Take every line that has the string "Publikasi" and copy it out.

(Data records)
※ ※ ※

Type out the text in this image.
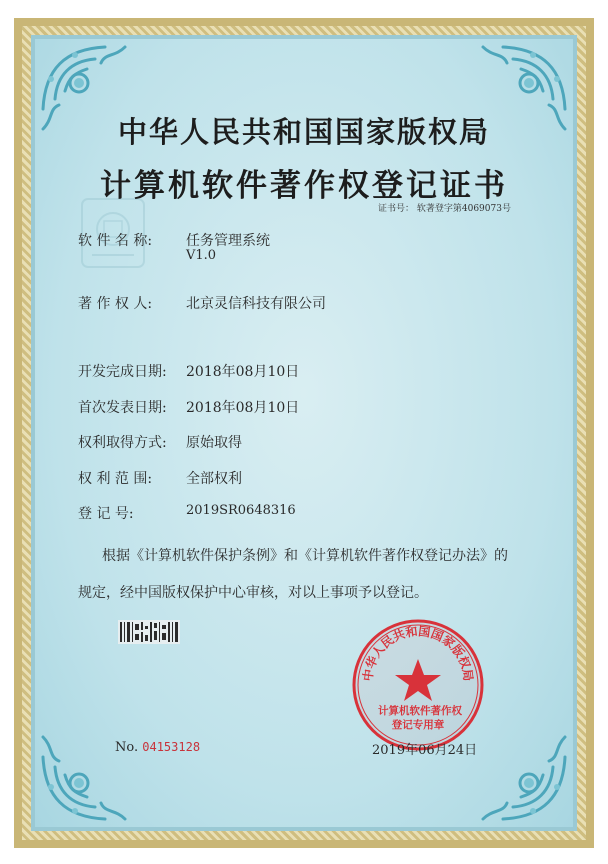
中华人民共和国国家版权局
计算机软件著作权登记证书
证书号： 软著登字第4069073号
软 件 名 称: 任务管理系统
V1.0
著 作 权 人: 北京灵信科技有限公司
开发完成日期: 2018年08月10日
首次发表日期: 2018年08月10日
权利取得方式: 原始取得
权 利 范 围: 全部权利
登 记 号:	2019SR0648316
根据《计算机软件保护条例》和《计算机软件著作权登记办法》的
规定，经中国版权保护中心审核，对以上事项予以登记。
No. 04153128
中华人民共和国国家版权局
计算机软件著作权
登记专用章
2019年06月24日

※ ※ ※

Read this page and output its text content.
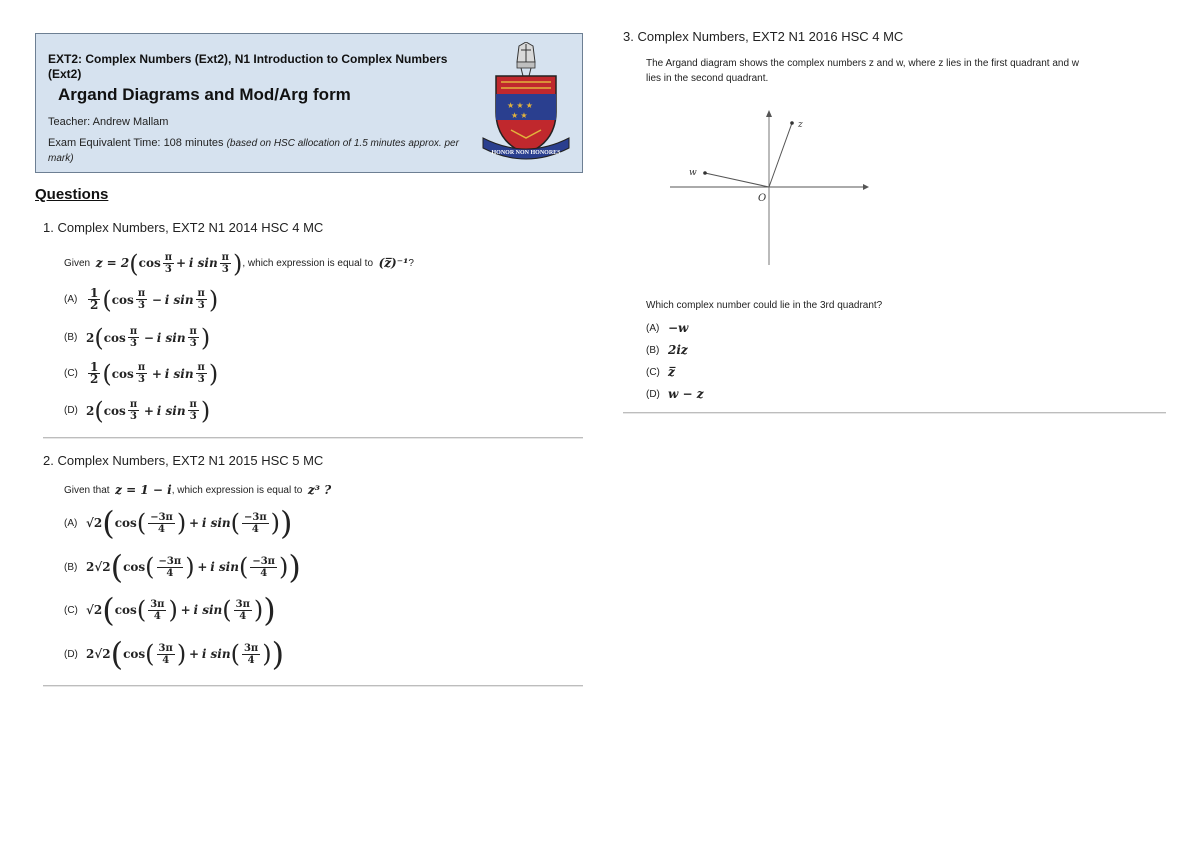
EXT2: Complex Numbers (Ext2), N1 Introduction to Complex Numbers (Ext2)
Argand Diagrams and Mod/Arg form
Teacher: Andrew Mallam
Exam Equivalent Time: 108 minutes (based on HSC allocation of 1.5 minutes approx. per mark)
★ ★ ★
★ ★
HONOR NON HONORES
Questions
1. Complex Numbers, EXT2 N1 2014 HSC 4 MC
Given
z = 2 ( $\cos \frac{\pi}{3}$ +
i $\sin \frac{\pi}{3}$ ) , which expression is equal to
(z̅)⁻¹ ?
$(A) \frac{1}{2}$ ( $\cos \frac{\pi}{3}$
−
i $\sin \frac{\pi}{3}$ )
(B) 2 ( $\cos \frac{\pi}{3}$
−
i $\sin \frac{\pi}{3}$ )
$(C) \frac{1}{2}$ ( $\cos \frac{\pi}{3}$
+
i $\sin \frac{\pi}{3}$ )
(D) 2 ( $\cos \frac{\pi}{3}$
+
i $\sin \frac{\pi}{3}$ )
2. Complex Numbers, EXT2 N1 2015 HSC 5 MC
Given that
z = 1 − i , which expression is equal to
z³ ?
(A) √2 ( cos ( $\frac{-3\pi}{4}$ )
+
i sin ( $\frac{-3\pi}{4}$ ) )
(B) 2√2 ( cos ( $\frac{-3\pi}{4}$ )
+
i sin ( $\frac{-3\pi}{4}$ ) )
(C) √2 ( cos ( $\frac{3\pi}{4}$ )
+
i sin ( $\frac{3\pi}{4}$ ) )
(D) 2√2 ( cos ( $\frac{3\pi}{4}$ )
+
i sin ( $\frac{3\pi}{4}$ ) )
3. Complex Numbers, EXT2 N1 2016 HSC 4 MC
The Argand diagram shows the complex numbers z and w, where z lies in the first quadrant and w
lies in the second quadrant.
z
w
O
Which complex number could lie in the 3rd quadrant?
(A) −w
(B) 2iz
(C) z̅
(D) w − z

※ ※ ※

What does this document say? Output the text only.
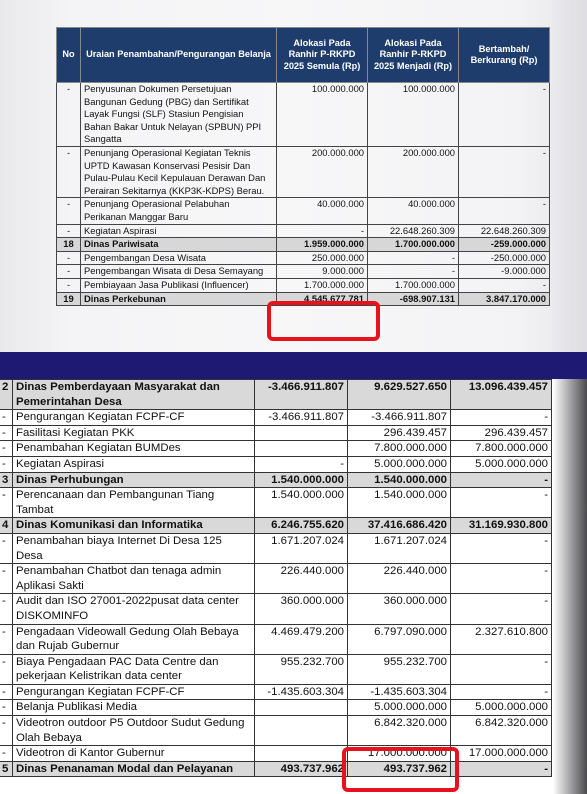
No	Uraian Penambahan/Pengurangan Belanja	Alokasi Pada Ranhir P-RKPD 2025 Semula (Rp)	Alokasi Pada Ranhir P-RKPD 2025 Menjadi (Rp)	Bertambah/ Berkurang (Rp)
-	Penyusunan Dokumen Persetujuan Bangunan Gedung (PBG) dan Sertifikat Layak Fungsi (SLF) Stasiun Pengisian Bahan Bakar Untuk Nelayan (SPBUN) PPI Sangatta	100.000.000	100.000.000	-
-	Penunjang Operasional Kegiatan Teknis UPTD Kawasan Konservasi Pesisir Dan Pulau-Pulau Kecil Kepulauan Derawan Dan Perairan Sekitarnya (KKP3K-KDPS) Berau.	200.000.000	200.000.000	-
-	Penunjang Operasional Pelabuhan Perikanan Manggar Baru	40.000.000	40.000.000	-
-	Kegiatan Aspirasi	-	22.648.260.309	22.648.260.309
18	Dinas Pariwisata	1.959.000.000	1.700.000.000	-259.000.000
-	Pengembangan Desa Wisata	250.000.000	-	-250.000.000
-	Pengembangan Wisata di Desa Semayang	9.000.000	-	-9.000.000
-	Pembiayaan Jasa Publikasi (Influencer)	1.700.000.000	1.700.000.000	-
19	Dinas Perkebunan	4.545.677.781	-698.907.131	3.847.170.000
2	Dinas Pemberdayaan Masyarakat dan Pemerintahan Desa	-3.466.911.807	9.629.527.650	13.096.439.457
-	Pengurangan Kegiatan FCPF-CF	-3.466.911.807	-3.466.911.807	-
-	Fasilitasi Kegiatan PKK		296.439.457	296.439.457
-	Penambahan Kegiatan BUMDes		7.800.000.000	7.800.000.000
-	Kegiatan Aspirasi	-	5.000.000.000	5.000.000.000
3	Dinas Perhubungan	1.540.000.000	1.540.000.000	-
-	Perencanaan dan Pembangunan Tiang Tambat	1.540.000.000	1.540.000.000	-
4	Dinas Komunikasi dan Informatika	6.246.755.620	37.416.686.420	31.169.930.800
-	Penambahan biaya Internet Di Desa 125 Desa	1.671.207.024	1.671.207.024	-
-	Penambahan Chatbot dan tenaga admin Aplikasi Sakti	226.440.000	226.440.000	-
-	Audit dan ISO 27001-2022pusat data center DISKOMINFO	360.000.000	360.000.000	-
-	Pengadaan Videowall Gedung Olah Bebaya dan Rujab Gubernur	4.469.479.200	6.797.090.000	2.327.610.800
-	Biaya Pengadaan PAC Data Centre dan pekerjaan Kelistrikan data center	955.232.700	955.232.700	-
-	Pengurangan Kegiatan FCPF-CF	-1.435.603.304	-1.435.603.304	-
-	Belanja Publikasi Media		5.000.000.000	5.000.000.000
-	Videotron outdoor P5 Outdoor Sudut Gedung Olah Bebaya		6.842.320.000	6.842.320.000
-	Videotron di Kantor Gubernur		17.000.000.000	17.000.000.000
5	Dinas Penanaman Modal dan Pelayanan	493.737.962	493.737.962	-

※ ※ ※

- [IN RESPONSE]
-	Pembiayaan Jasa Publikasi (Influencer)	1.700.000.000	1.700.000.000	-
-	Belanja Publikasi Media		5.000.000.000	5.000.000.000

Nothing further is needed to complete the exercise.